──────── PAGE EXTRACT ────────

Berlin Game - Len Deighton

 


I didn't read Deighton's spy novels when they came out.  I'd been put off spy fiction by reading James Bond, which, when I reached the age of eleven or twelve, struck me as being childishly poor.  I also didn't like the movie of The Ipcress File when I was around the same age - not because it was childish but because I couldn't make head nor tail of it.  I did read Deighton's other work over the years SS-GB and XPD, for example, and I really enjoyed them.

Anyway, Berlin Game is the first in the first trilogy of the Bernard Samson series.  Samson is a mid-ranking member of the Department who is unlikely to rise higher, being neither Oxbridge educated nor ex-military.  He has, however, a skill set indispensable in the current crisis.  He was born and brought up in Berlin, where his father was stationed after the war.  He speaks Berlin German like the native he is.  The perfect candidate, then, to venture into East Berlin and extract Brahms Four, the agent who has been supplying the Department with vital economic data for years.  Also, Bernie owes the man - it was Brahms Four who saved him in Wiemar, back in the day.

It's dangerous.  Bernie's wife Fiona, who also works in the Department, doesn't want him to take the risk, especially when it becomes apparent that someone high up on the UK side is leaking to the KGB.  Finding the mole is one of the things that spurs Bernie to accept the task.  So it's back to Berlin, to his old friends, former colleagues and new enemies.

Deighton pulls the story off magnificently.  Lots of interesting characters, double-crossing and general intrigue.  The masterful laying out of detail is to my mind one of the secrets of Deighton's sixty-year success.  He portions it out just right - not laying it on with a trowel when it interests him (like Fleming) and skipping where it doesn't, but always judiciously, building our mind map brick by brick.  I read this and believed I could smell Berlin in the early Eighties.  Brilliant.

──────── ENTRIES SHOWN ────────

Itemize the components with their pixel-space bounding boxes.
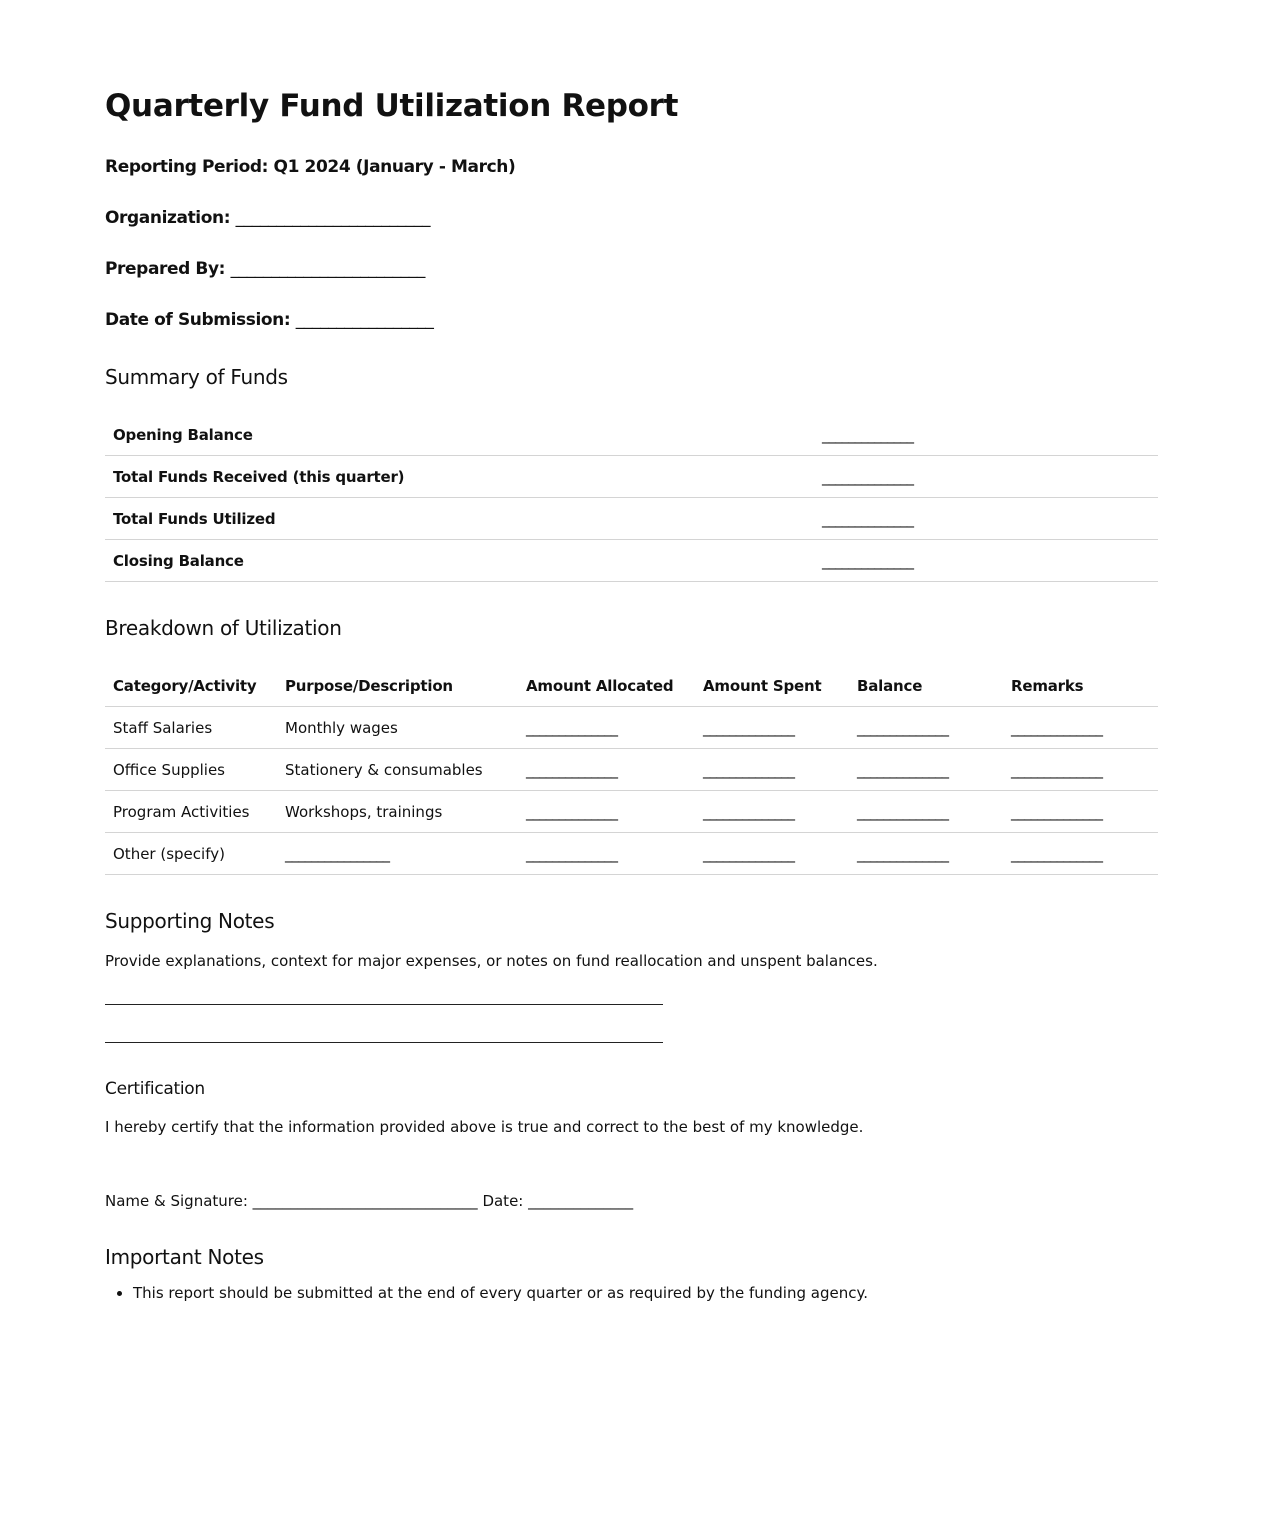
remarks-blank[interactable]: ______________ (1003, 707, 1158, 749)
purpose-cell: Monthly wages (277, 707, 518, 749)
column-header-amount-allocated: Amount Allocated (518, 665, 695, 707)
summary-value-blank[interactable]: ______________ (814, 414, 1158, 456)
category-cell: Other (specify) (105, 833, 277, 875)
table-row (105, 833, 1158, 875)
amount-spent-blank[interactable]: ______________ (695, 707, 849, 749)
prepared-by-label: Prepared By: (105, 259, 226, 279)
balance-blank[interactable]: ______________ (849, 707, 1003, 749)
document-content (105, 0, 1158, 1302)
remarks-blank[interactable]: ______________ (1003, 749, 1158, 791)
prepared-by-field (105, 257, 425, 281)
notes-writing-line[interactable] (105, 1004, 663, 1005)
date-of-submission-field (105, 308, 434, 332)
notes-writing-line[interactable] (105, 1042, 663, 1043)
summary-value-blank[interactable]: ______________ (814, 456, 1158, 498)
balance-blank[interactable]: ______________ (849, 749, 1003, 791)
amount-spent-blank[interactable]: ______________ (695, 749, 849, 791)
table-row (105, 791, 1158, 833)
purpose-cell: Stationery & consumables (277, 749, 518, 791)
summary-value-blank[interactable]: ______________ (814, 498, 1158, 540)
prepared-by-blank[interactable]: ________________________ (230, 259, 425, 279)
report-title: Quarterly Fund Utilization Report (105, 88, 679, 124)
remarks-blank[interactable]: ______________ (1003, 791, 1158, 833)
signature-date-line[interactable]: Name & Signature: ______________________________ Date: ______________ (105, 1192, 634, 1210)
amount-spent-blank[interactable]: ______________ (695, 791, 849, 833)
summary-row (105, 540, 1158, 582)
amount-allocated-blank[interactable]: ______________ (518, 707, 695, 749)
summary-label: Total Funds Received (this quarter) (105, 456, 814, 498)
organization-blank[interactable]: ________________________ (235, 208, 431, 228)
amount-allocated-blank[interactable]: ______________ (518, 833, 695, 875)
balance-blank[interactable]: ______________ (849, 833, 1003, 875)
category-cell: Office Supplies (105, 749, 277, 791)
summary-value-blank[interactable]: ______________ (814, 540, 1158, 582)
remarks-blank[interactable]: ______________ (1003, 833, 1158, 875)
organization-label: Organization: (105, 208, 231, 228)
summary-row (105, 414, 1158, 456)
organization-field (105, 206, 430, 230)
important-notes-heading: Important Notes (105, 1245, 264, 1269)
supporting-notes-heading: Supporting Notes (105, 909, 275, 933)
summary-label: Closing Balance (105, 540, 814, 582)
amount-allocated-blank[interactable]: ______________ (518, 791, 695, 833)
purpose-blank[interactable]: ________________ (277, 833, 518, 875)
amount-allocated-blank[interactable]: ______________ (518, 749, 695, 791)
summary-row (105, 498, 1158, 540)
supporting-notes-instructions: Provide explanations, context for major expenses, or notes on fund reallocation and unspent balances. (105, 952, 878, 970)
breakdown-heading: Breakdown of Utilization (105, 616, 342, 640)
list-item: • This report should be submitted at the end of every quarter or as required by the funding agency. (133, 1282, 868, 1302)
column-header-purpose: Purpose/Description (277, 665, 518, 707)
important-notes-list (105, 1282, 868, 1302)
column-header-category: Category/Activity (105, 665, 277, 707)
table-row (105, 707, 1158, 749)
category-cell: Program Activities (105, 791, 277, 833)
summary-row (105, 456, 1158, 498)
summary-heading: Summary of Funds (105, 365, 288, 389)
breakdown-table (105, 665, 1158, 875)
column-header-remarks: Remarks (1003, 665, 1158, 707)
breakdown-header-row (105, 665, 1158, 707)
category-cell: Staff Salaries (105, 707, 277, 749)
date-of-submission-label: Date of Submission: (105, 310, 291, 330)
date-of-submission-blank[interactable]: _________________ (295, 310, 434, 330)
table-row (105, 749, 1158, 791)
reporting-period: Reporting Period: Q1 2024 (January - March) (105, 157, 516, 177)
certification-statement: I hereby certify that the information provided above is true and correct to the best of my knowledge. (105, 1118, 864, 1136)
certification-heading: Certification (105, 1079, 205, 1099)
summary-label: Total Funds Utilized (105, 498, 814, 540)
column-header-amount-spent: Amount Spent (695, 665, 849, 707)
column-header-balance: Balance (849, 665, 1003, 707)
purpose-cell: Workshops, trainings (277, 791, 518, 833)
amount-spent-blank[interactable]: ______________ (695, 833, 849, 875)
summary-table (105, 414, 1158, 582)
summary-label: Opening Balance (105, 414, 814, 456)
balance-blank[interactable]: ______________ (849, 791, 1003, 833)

────────
──────── ENTRIES SHOWN ────────

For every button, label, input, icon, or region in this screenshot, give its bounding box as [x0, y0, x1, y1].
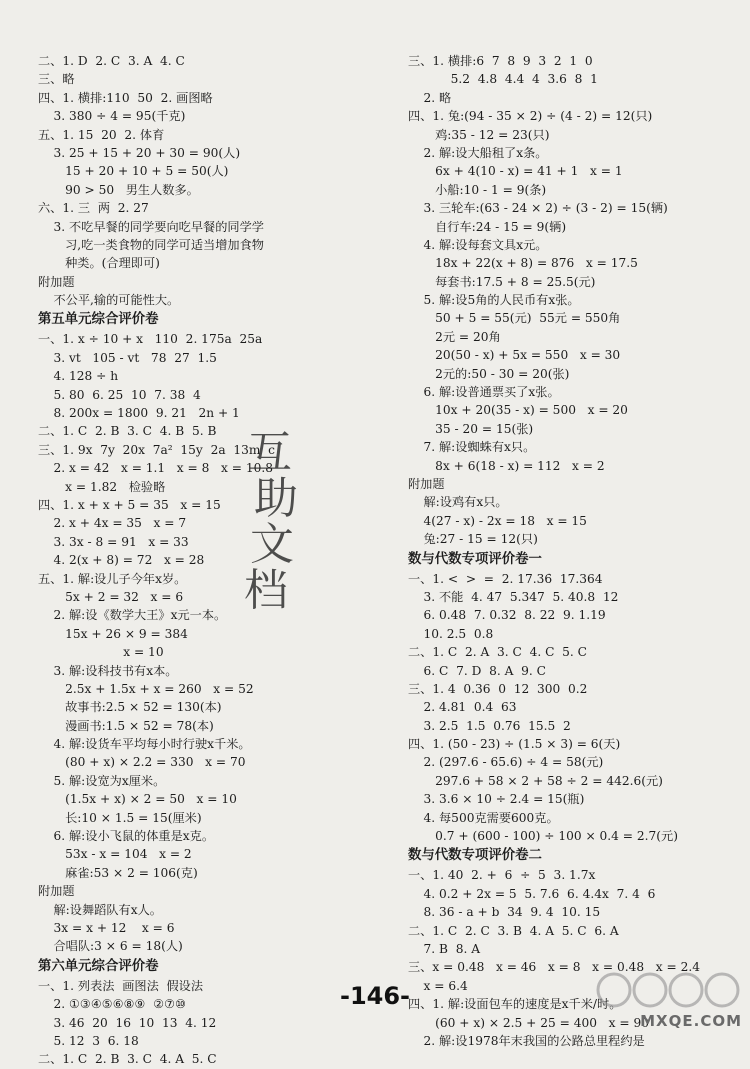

────────
──────── ENTRIES SHOWN ────────

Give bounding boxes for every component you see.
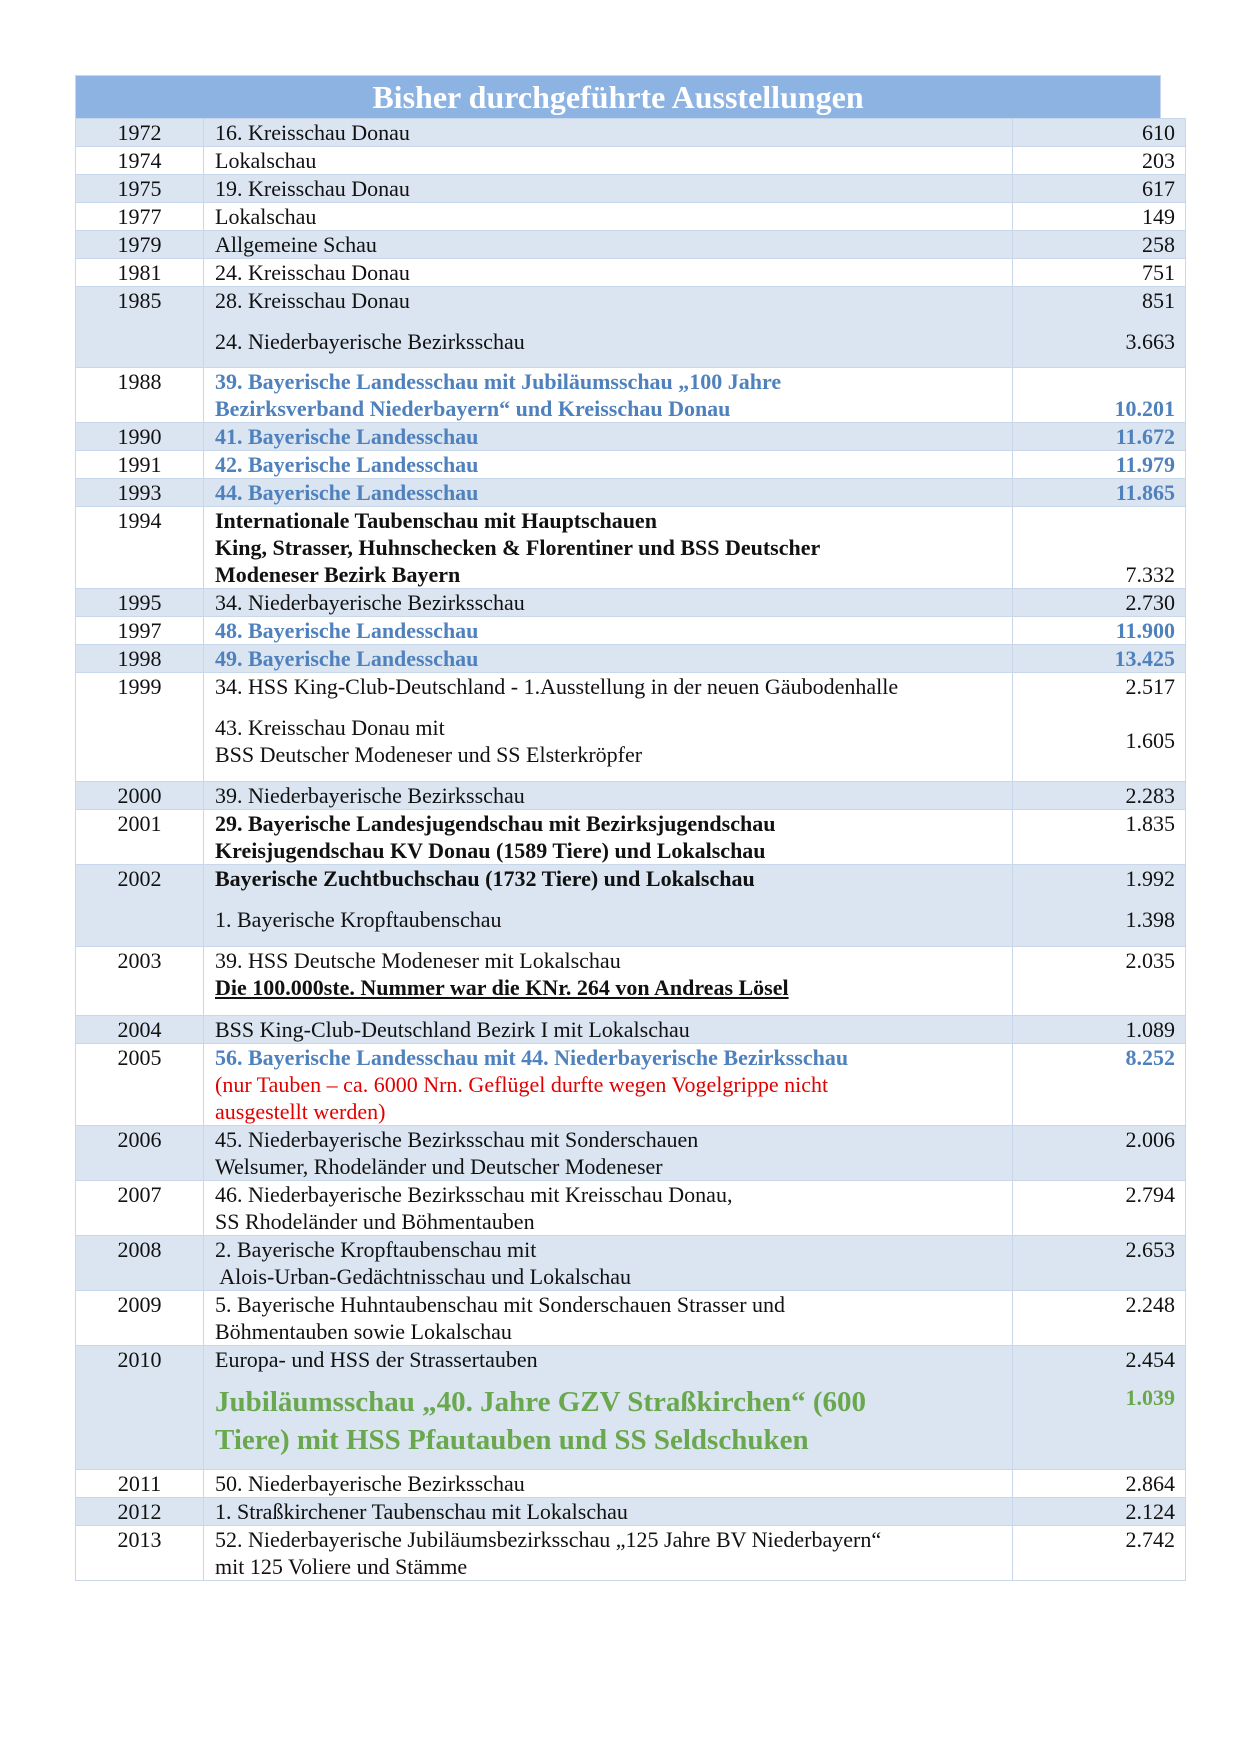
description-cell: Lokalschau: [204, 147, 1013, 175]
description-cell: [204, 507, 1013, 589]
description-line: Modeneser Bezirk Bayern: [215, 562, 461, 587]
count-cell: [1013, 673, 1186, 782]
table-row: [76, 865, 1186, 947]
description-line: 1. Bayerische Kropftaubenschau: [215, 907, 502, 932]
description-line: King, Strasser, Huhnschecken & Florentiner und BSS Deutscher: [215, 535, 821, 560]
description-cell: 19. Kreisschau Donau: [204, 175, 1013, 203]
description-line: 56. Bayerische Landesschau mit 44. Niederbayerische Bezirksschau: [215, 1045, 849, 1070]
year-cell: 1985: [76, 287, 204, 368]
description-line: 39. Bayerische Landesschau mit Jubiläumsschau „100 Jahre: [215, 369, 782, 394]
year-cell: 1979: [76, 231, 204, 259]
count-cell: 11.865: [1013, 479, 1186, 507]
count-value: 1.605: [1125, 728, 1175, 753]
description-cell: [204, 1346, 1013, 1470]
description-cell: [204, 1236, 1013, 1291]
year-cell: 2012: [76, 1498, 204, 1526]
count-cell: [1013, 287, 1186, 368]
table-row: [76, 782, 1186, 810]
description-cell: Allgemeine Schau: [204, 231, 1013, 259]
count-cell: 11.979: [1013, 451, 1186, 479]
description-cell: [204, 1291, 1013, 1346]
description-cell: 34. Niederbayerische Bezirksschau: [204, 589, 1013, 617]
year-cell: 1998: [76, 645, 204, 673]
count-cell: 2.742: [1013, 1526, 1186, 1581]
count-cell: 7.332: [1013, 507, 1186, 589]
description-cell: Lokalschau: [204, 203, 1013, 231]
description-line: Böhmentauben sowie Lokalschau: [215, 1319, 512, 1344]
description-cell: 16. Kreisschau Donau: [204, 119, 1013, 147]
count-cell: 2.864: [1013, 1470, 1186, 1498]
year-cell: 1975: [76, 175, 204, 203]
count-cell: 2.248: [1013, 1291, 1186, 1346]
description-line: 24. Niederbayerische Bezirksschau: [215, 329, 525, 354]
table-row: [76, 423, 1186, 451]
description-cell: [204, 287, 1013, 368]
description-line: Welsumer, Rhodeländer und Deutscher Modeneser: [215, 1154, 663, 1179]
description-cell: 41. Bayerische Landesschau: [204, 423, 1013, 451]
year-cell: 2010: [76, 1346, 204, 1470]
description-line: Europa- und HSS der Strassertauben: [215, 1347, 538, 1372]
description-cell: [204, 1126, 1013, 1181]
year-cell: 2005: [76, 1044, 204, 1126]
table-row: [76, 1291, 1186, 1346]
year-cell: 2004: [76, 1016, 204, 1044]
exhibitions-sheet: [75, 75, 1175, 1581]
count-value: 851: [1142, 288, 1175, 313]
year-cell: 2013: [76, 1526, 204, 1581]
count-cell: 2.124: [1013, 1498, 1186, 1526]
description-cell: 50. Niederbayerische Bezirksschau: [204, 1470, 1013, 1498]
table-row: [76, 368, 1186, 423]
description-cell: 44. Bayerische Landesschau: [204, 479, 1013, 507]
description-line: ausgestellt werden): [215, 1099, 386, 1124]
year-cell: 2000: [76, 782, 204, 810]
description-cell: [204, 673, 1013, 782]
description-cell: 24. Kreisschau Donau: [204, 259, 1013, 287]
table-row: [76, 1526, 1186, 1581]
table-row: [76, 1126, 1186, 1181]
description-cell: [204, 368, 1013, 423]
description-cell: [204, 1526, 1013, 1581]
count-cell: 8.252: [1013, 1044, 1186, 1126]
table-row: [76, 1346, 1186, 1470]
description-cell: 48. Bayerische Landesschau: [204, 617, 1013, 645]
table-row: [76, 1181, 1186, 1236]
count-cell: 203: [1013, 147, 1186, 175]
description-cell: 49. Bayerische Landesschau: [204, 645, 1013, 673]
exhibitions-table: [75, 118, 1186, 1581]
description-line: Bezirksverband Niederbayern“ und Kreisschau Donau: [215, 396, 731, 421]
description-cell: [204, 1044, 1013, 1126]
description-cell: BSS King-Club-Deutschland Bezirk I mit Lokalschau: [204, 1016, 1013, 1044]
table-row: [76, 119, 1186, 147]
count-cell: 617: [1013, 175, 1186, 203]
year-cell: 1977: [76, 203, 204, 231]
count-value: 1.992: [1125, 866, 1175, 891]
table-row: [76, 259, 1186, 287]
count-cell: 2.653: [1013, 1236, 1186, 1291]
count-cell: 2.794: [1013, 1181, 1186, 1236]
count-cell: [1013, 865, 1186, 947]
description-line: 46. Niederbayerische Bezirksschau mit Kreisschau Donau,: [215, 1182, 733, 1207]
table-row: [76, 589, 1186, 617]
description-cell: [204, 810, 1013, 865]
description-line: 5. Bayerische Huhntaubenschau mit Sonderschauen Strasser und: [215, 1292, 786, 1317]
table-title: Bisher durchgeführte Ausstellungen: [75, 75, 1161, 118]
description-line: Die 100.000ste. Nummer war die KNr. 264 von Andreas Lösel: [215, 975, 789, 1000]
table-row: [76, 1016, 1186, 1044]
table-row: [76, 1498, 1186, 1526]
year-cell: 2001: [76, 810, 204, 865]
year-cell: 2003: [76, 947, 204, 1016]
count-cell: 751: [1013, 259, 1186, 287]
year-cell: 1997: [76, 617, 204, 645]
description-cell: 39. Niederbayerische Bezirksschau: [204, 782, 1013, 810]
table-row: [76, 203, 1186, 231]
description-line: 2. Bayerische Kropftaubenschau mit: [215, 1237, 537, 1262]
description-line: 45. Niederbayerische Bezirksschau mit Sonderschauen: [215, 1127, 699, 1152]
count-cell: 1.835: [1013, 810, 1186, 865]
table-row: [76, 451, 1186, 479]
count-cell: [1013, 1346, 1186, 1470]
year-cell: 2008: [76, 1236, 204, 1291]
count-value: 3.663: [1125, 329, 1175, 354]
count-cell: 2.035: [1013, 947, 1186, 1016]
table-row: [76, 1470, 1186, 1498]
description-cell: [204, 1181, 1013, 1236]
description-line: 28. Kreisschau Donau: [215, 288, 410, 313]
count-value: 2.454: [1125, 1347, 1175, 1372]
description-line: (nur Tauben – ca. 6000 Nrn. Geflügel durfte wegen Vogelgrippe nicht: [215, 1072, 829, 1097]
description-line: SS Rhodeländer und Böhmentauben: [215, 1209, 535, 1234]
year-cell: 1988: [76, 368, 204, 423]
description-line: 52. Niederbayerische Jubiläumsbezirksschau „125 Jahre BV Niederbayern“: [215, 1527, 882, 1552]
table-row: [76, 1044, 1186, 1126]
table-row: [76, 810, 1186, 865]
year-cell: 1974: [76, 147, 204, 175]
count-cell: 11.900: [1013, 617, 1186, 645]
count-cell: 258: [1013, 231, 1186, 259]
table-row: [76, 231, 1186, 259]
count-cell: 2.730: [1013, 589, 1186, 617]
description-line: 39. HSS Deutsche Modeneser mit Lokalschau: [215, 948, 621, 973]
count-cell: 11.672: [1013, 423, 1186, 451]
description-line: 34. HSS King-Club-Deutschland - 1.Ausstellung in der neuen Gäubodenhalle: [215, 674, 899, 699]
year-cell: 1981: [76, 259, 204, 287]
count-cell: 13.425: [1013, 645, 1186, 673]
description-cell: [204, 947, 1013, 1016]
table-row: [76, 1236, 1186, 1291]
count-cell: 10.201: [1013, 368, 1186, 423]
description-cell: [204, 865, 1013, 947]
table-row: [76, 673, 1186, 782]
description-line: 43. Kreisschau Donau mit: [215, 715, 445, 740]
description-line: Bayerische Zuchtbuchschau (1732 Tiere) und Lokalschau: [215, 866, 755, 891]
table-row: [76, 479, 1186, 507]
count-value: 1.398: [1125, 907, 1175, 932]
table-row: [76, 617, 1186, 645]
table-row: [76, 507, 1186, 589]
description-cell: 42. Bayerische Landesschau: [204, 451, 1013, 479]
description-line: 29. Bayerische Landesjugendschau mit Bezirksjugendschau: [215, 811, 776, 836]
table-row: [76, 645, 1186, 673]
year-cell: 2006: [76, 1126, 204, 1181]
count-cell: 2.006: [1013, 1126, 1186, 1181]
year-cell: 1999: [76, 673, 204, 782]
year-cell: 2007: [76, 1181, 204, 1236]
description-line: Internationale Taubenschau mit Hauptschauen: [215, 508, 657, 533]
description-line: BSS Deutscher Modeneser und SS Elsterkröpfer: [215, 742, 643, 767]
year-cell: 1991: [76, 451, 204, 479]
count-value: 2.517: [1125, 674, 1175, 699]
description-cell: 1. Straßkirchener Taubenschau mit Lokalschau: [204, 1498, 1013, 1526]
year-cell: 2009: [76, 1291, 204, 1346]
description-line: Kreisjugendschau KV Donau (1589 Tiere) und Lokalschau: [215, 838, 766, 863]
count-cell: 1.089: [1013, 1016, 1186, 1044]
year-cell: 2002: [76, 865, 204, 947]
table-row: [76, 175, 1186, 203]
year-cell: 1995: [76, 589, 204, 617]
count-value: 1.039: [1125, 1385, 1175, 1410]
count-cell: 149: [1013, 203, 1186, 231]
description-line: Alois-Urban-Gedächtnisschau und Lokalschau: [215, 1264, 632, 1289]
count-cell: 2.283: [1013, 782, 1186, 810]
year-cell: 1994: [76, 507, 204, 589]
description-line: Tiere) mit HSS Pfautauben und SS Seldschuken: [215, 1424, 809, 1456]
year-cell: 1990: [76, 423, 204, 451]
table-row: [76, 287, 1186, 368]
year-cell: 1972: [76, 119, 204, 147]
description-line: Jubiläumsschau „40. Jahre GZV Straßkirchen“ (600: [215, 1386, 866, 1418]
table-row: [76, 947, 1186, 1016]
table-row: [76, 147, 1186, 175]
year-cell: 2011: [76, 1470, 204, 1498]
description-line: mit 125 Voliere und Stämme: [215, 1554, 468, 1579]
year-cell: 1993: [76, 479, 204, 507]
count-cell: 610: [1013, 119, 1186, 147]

────────

**EXERCISE SET**.
[1] Do these statements agree with the Berlin Game review? Answer yes or no for each, and quote the words from the review that decide it.
(a) Bernard Samson was educated at Oxbridge.
(b) Brahms Four once saved Bernie in Wiemar.
(c) Bernie's wife Fiona works in the Department too.
[2] Can you repeat word for word the part of the Berlin Game review that opens with the words "It's dangerous.  Bernie's" and closes with "and new enemies."?

**SET OF ANSWERS**.
[1]
(a) No: "being neither Oxbridge educated nor ex-military"
(b) Yes: "it was Brahms Four who saved him in Wiemar"
(c) Yes: "Bernie's wife Fiona, who also works in the Department"

[2]
It's dangerous.  Bernie's wife Fiona, who also works in the Department, doesn't want him to take the risk, especially when it becomes apparent that someone high up on the UK side is leaking to the KGB.  Finding the mole is one of the things that spurs Bernie to accept the task.  So it's back to Berlin, to his old friends, former colleagues and new enemies.